• **Requirement**
Check each line of the data below for the word "Assuming", then extract the ones that have it.

• **Raw data**
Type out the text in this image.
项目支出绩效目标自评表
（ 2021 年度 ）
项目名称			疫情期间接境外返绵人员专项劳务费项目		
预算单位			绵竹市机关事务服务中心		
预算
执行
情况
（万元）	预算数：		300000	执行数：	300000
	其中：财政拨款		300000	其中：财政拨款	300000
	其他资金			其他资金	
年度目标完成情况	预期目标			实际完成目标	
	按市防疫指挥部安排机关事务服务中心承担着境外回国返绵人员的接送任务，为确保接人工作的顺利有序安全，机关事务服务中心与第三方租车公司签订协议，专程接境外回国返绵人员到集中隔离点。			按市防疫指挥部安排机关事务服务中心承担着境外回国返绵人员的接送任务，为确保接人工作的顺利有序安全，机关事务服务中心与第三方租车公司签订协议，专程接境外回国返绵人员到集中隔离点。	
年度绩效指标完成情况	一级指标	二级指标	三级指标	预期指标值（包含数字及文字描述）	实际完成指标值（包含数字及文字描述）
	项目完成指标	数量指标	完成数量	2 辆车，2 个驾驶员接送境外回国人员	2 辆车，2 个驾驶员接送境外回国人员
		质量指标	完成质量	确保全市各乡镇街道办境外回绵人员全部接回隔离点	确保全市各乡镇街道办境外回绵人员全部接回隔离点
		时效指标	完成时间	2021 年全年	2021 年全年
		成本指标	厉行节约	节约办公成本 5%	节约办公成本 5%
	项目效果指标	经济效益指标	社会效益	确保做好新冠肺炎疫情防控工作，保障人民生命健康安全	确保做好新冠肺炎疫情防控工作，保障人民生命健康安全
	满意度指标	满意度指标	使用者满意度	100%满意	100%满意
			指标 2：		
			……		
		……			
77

--

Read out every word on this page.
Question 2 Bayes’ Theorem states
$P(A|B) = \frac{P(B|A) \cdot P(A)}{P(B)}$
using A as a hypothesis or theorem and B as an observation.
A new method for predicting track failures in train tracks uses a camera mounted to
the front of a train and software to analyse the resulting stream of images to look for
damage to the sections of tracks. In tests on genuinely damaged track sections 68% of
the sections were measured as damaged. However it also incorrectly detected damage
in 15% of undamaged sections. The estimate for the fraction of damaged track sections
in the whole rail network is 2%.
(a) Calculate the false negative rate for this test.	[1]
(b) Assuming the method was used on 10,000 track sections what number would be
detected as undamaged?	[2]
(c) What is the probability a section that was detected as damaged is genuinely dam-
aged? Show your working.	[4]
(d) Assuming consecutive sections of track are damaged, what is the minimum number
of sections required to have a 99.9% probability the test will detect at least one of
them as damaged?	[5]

...

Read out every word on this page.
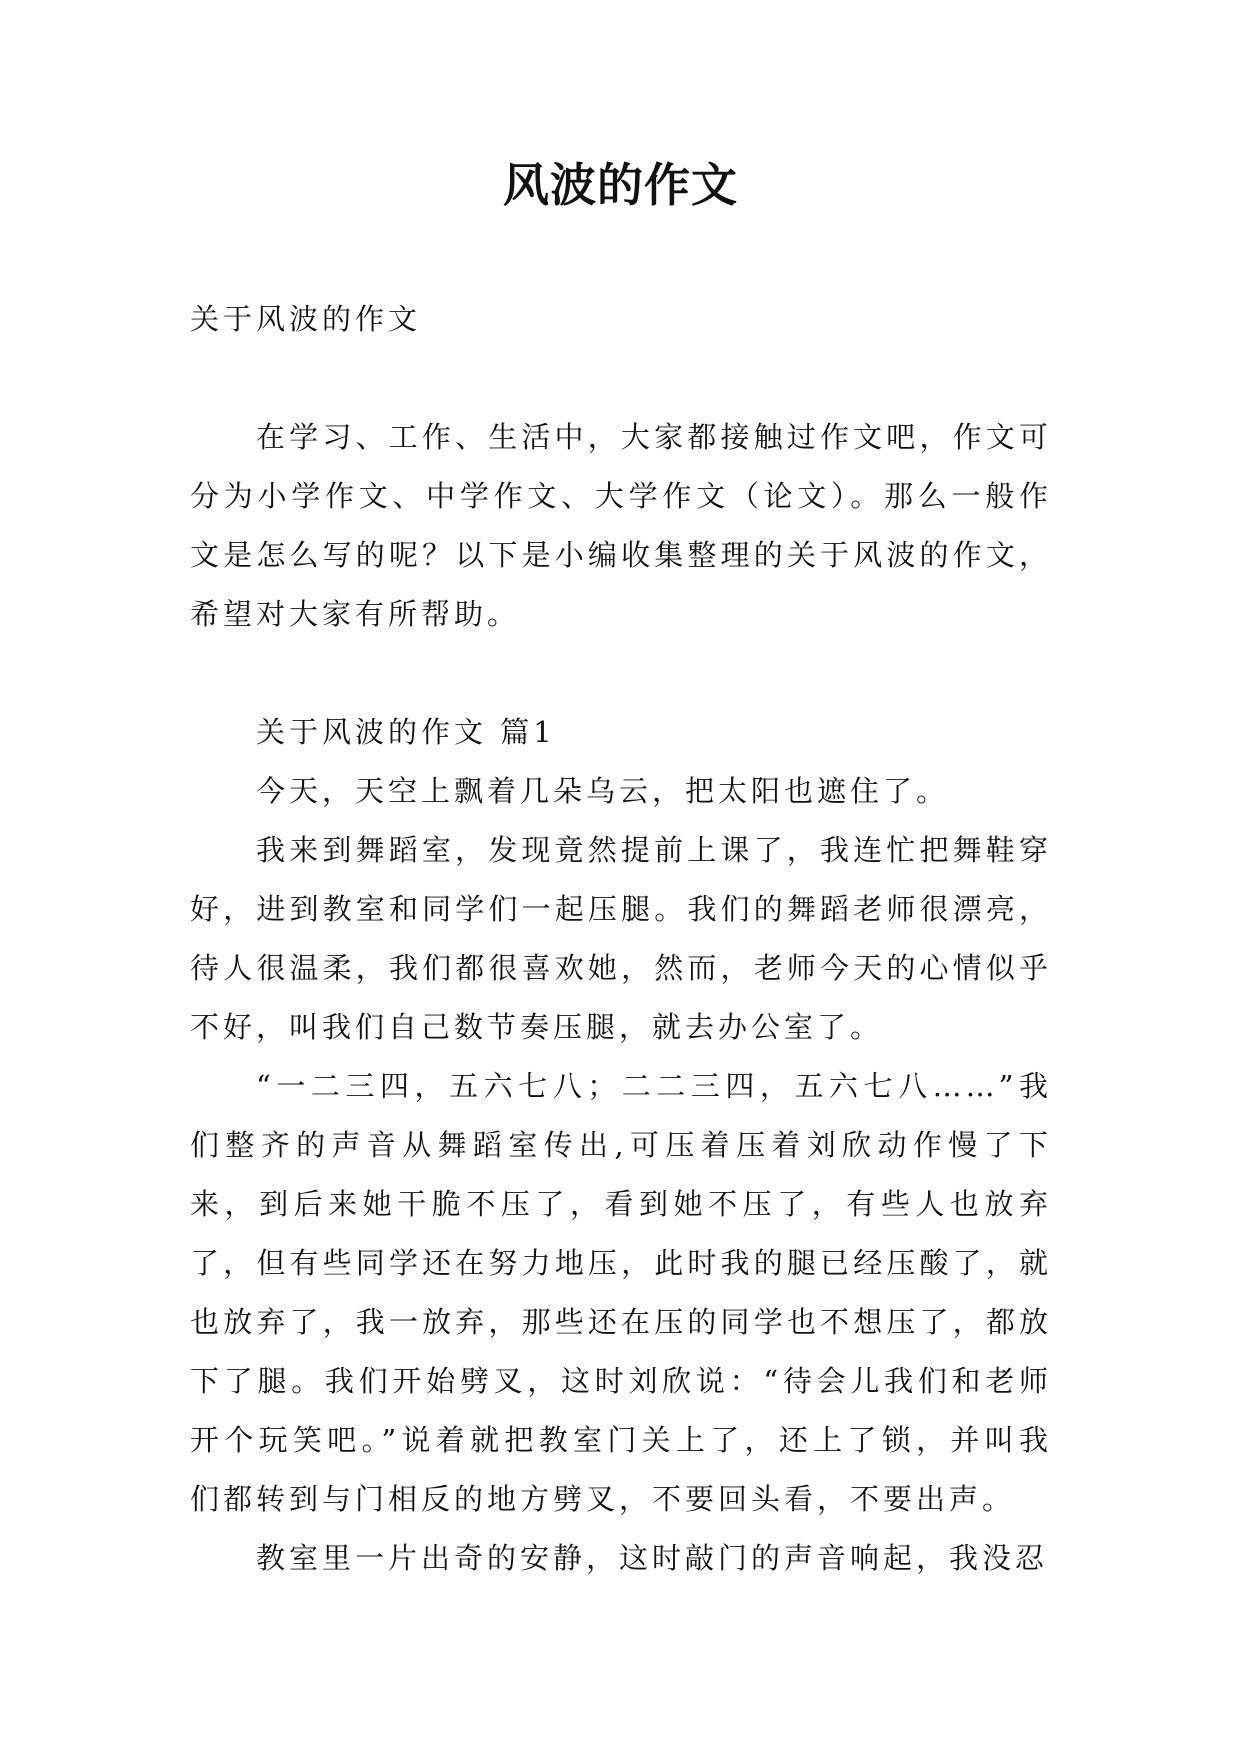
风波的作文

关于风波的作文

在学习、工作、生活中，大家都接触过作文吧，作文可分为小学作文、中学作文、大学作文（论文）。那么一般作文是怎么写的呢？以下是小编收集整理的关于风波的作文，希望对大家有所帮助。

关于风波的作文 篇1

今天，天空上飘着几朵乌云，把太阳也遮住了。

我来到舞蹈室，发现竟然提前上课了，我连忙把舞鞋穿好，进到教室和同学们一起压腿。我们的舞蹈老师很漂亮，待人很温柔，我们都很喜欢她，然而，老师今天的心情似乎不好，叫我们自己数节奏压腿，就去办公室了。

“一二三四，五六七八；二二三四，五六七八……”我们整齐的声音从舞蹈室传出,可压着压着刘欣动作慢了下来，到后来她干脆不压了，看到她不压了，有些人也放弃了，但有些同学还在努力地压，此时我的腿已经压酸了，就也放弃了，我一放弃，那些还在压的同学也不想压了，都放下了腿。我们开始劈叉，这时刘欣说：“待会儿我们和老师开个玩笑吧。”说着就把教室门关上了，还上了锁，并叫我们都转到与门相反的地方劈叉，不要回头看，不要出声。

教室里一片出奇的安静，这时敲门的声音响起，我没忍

• **Finished exercise**
(b) Assuming the method was used on 10,000 track sections what number would be
(d) Assuming consecutive sections of track are damaged, what is the minimum number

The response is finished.